Recorded information:

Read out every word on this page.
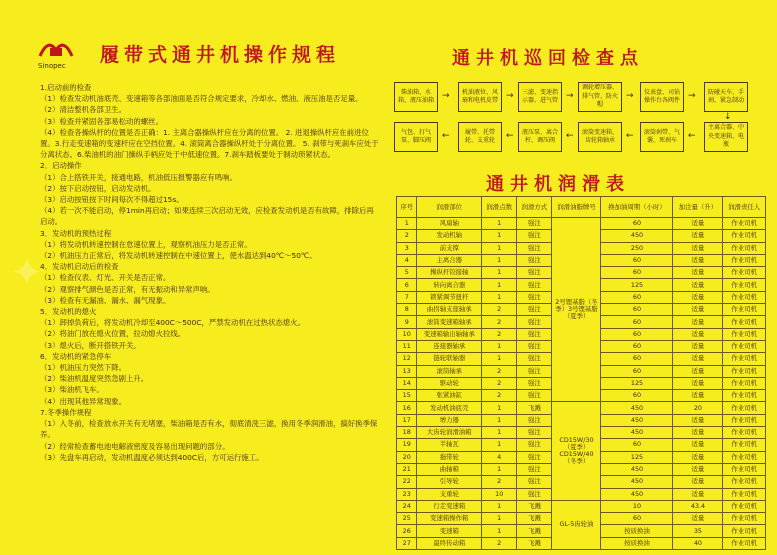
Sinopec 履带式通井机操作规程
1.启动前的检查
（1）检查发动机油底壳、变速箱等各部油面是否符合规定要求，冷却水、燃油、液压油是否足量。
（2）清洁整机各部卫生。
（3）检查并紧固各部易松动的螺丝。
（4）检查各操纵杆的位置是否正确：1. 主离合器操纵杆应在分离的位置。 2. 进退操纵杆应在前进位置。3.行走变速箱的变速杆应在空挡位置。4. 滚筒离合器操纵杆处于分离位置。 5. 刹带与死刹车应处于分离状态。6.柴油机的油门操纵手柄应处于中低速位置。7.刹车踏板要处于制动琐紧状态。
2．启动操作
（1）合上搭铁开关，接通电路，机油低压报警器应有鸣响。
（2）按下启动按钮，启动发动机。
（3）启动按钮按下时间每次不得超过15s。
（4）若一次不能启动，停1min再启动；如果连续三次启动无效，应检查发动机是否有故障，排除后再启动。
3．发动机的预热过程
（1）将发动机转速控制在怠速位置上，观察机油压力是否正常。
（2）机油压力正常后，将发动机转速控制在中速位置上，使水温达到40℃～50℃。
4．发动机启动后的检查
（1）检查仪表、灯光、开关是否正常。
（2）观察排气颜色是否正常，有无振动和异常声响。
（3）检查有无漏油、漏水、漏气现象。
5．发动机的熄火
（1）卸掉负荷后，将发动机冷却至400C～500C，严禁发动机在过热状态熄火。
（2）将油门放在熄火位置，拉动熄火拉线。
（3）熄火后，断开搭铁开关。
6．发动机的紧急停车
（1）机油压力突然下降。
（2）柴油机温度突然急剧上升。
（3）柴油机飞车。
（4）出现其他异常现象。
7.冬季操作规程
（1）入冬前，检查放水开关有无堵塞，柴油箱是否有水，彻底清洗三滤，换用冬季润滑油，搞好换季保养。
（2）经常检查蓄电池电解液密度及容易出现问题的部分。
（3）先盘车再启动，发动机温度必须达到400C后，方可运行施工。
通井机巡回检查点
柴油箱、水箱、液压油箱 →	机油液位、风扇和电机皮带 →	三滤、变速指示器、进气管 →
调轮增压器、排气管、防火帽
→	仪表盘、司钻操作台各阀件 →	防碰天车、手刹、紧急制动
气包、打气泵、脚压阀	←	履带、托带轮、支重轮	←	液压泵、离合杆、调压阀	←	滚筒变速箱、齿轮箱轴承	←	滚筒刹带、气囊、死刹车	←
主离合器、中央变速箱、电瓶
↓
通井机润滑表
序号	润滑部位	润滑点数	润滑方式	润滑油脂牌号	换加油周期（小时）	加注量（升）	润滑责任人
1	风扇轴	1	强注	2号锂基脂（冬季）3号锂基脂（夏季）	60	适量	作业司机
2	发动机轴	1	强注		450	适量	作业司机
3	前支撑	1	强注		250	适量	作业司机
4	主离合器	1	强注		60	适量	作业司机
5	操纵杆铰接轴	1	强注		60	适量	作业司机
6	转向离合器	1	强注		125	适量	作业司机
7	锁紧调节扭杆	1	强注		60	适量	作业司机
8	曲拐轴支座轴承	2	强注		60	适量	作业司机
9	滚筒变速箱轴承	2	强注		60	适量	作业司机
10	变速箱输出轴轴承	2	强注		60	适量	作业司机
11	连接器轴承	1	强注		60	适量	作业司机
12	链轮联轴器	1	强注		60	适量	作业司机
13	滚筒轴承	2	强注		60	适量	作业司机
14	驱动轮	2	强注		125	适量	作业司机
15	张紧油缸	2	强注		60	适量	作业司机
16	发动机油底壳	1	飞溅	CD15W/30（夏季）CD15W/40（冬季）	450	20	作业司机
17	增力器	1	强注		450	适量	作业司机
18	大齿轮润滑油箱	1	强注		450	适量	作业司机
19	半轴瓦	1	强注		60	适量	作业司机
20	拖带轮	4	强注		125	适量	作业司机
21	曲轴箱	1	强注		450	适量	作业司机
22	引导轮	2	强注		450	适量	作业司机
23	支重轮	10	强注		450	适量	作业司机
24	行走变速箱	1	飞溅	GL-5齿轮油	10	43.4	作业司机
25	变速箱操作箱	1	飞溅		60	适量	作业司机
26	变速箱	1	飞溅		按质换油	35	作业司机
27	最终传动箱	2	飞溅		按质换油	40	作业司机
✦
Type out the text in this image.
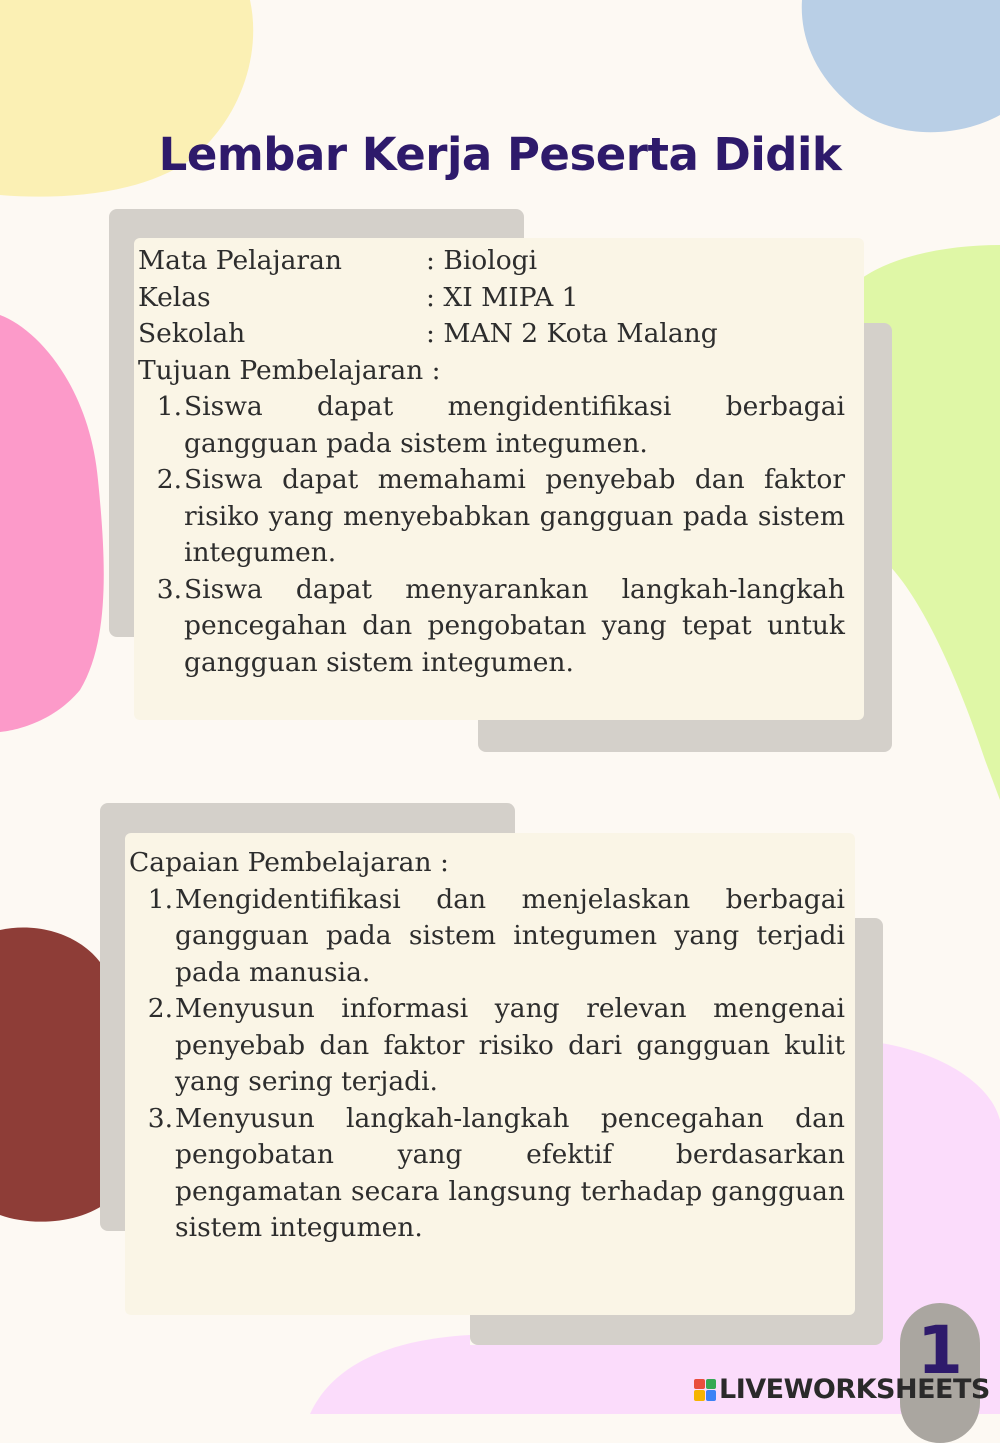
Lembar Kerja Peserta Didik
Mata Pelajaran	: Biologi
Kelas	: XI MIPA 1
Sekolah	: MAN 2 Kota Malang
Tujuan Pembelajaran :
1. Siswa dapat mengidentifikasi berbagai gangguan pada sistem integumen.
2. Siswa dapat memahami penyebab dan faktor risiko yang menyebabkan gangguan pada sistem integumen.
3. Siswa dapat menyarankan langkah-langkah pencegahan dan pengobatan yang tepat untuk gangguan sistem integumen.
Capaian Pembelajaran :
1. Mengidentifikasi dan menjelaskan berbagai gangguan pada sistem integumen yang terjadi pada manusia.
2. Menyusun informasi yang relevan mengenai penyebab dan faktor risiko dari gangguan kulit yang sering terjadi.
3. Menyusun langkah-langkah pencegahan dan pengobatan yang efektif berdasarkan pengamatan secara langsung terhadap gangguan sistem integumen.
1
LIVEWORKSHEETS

Instructions to follow: Across the data, tally the lines containing "Menyusun" and give back the number alone.

Task result: 2